## [DESCRIPTION OF THE TASK]
Can you retype every record below exactly as written?

::: TASK INPUT :::

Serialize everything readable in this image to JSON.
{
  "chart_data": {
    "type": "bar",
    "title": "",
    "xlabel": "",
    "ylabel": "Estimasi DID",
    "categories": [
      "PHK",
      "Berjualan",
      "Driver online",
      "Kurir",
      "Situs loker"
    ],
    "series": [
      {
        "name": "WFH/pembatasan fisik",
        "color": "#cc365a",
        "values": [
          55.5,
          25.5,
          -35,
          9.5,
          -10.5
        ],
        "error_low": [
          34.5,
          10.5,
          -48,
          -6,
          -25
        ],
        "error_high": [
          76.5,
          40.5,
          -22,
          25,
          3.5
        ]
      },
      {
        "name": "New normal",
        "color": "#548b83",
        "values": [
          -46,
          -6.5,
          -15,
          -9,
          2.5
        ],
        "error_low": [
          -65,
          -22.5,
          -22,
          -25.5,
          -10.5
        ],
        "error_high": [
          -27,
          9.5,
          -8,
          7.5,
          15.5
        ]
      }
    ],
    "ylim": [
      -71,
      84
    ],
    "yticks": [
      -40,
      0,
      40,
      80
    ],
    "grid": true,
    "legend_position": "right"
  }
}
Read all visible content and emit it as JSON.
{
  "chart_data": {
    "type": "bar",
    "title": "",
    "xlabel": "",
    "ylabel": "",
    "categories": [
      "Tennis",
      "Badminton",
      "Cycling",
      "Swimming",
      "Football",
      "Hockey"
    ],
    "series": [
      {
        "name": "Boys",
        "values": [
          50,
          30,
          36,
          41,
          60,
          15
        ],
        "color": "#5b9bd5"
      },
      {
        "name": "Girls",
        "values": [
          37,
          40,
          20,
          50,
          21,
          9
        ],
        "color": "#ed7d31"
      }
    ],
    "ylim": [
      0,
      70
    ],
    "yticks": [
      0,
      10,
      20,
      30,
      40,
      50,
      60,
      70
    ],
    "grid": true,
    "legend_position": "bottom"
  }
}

:::

## [FULL OUTPUT]
Serialize everything readable in this image to JSON.
{
  "chart_data": {
    "type": "bar",
    "title": "",
    "xlabel": "",
    "ylabel": "Estimasi DID",
    "categories": [
      "PHK",
      "Berjualan",
      "Driver online",
      "Kurir",
      "Situs loker"
    ],
    "series": [
      {
        "name": "WFH/pembatasan fisik",
        "color": "#cc365a",
        "values": [
          55.5,
          25.5,
          -35,
          9.5,
          -10.5
        ],
        "error_low": [
          34.5,
          10.5,
          -48,
          -6,
          -25
        ],
        "error_high": [
          76.5,
          40.5,
          -22,
          25,
          3.5
        ]
      },
      {
        "name": "New normal",
        "color": "#548b83",
        "values": [
          -46,
          -6.5,
          -15,
          -9,
          2.5
        ],
        "error_low": [
          -65,
          -22.5,
          -22,
          -25.5,
          -10.5
        ],
        "error_high": [
          -27,
          9.5,
          -8,
          7.5,
          15.5
        ]
      }
    ],
    "ylim": [
      -71,
      84
    ],
    "yticks": [
      -40,
      0,
      40,
      80
    ],
    "grid": true,
    "legend_position": "right"
  }
}
Read all visible content and emit it as JSON.
{
  "chart_data": {
    "type": "bar",
    "title": "",
    "xlabel": "",
    "ylabel": "",
    "categories": [
      "Tennis",
      "Badminton",
      "Cycling",
      "Swimming",
      "Football",
      "Hockey"
    ],
    "series": [
      {
        "name": "Boys",
        "values": [
          50,
          30,
          36,
          41,
          60,
          15
        ],
        "color": "#5b9bd5"
      },
      {
        "name": "Girls",
        "values": [
          37,
          40,
          20,
          50,
          21,
          9
        ],
        "color": "#ed7d31"
      }
    ],
    "ylim": [
      0,
      70
    ],
    "yticks": [
      0,
      10,
      20,
      30,
      40,
      50,
      60,
      70
    ],
    "grid": true,
    "legend_position": "bottom"
  }
}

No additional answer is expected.